### [EXERCISE]
Tally the lines in the listing below that contain "ffffff" and report the tally alone.

>> begin INPUT RECORDS

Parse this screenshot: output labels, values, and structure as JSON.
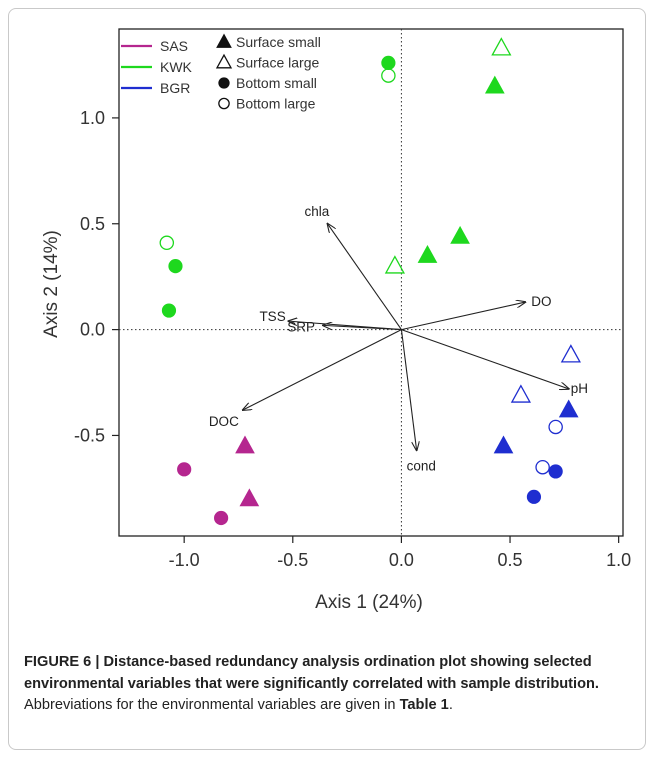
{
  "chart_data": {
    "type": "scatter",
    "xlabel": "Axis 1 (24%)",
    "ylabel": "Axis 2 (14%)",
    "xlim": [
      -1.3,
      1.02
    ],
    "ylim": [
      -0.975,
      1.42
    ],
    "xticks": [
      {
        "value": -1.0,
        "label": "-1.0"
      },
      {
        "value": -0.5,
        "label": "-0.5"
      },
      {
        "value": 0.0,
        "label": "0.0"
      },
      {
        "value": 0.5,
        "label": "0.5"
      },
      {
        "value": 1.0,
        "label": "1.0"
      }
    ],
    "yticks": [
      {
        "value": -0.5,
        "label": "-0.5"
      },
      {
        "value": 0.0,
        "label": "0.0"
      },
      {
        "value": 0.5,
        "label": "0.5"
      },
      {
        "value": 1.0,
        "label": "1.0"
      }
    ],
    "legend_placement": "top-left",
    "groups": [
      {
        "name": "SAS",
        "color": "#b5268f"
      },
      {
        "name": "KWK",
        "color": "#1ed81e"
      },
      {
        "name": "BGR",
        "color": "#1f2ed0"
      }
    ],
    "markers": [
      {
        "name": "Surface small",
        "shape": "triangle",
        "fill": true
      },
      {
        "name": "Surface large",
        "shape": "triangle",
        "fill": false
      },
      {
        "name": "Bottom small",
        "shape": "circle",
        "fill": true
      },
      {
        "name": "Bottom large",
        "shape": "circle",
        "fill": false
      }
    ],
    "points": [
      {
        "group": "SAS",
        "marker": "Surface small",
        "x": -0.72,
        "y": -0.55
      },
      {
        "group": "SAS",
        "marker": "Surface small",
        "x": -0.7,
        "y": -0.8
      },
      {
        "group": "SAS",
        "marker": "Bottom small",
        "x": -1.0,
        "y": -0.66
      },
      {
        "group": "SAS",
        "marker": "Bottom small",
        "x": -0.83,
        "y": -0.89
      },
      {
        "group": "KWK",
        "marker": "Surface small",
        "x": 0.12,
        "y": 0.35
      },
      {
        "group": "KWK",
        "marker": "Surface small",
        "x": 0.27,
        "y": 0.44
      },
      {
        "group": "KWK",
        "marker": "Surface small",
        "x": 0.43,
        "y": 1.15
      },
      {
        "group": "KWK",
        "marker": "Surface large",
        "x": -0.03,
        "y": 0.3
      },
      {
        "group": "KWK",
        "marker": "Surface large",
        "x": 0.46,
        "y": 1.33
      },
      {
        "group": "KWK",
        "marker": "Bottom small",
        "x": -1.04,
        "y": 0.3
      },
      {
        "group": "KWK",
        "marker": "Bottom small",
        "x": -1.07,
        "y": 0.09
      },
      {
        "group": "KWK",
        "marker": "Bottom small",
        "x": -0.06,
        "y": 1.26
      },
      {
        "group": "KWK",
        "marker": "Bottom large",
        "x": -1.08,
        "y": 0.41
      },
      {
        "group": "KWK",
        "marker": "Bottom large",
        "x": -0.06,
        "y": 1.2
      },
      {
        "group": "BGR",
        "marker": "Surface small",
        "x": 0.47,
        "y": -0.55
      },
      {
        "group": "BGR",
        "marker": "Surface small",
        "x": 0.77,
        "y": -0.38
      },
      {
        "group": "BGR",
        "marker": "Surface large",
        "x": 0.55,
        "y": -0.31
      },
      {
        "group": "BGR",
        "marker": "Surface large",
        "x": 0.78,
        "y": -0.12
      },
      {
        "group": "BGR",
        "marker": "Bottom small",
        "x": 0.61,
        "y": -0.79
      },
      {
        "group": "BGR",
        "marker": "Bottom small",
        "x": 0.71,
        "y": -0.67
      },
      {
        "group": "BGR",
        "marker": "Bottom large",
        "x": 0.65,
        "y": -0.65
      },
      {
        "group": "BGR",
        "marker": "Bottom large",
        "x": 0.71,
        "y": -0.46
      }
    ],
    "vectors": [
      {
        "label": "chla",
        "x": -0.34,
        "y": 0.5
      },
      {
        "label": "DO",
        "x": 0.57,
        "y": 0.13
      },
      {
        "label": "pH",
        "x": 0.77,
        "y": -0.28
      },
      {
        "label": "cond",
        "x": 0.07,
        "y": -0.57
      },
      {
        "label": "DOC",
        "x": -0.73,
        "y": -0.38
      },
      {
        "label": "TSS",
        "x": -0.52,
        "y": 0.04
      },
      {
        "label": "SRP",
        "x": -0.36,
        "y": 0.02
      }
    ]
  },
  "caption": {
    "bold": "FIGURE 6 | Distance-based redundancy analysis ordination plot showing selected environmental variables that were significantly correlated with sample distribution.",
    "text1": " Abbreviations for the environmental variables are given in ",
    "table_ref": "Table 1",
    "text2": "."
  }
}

>> end INPUT RECORDS
>> begin INPUT RECORDS

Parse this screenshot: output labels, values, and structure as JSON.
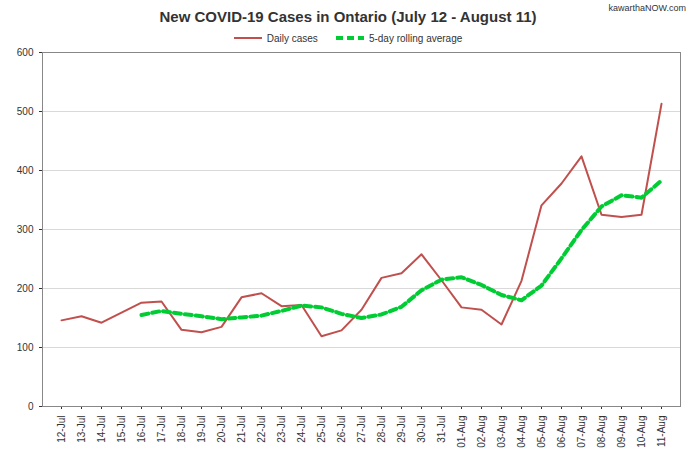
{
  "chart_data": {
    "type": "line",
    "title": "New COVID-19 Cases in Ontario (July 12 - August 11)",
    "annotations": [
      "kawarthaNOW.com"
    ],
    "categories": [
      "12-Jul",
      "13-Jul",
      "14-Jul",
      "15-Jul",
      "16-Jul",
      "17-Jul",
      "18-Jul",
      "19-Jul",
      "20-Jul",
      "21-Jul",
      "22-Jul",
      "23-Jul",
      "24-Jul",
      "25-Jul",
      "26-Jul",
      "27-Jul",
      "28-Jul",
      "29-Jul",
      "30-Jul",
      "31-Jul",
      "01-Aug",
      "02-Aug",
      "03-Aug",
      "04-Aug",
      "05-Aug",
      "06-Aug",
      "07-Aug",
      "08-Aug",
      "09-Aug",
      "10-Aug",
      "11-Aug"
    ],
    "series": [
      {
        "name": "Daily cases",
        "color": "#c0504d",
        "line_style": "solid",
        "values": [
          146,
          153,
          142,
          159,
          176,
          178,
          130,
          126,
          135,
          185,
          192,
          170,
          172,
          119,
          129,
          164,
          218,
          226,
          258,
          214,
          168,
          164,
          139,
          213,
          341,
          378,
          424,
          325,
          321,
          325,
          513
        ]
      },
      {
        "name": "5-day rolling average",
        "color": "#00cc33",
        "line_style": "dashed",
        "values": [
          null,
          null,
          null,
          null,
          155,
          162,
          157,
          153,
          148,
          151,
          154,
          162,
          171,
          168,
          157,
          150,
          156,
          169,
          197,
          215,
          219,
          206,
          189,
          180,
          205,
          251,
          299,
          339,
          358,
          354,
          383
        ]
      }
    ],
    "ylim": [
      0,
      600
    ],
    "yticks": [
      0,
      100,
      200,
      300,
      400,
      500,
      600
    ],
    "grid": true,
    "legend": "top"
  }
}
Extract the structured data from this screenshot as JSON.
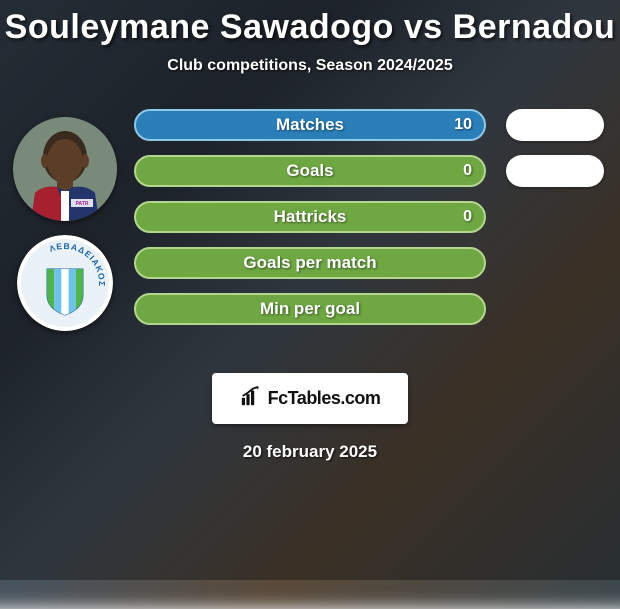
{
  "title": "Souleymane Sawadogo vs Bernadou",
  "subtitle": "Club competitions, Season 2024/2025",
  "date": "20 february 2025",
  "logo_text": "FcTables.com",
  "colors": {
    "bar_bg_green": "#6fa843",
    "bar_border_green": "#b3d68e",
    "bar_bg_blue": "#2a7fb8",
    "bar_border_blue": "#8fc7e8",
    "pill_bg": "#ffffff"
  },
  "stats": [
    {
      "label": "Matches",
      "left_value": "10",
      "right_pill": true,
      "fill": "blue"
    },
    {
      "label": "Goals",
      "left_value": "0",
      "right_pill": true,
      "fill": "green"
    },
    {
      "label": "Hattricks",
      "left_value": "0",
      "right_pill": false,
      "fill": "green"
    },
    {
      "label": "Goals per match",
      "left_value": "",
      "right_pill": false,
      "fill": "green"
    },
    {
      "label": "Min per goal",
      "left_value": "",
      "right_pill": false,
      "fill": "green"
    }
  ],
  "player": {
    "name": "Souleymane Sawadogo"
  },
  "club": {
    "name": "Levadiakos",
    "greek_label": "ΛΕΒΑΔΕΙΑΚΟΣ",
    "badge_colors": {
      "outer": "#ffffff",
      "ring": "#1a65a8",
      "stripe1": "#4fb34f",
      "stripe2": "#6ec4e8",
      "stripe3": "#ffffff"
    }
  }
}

>> end INPUT RECORDS
>> begin INPUT RECORDS

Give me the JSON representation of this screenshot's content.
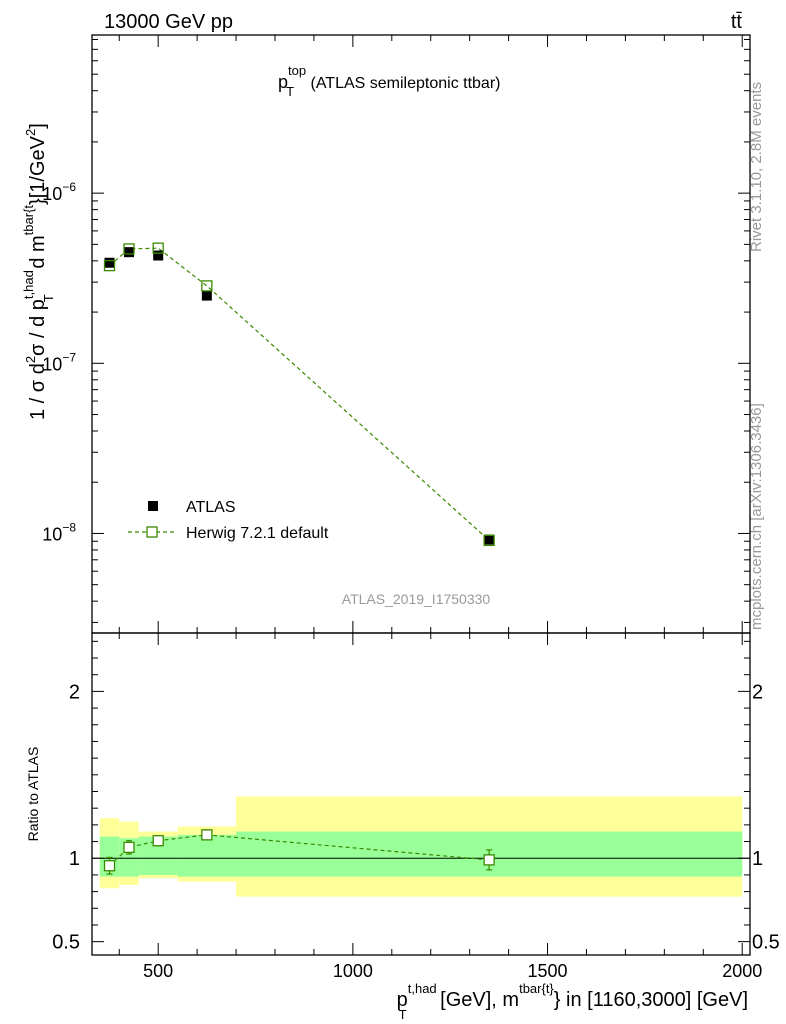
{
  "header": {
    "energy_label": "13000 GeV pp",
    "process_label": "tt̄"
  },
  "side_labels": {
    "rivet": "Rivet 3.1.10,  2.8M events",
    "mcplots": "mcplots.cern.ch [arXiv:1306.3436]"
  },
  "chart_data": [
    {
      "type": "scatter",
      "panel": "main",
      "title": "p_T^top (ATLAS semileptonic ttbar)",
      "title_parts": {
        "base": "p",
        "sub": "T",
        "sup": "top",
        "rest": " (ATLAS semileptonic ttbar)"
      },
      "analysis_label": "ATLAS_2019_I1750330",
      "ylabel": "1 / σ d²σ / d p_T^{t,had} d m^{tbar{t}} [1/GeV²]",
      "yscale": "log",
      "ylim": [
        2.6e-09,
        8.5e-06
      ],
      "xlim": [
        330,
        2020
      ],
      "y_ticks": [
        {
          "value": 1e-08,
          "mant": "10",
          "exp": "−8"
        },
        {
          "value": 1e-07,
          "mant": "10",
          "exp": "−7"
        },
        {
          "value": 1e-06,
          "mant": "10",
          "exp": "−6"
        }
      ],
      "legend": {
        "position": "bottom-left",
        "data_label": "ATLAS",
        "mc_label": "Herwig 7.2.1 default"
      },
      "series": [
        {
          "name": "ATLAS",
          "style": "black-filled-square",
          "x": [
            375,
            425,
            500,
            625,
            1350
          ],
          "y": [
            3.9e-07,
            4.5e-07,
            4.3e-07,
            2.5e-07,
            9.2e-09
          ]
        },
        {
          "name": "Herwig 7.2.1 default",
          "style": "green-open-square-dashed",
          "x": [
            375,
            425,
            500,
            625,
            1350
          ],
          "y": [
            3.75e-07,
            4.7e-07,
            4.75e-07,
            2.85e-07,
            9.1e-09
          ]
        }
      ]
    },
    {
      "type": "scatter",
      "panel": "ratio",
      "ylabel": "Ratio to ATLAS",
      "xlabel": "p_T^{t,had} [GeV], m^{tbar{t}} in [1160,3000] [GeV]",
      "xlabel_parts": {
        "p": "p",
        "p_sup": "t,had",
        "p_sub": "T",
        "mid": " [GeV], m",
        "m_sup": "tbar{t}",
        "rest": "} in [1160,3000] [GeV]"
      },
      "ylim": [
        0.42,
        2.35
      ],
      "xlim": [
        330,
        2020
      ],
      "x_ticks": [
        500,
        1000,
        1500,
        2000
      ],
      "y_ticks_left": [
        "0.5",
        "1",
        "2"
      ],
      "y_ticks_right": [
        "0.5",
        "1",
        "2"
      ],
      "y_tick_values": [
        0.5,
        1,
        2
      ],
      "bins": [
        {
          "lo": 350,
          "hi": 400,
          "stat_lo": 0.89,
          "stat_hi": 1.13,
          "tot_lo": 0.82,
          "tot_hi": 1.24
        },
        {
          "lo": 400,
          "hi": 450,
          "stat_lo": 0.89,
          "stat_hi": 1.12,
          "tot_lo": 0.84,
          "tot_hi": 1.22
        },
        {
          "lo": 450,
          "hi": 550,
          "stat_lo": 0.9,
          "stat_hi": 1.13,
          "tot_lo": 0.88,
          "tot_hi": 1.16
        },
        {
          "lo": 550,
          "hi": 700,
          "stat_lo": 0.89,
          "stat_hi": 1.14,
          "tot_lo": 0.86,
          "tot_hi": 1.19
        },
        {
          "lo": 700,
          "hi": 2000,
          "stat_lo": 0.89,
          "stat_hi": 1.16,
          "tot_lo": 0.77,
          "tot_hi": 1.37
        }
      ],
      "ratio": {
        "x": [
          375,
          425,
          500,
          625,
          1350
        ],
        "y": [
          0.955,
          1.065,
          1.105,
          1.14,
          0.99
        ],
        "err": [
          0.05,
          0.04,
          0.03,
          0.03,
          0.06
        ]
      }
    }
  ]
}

>> end INPUT RECORDS

### [SOLUTION FOR THIS PROBLEM]
3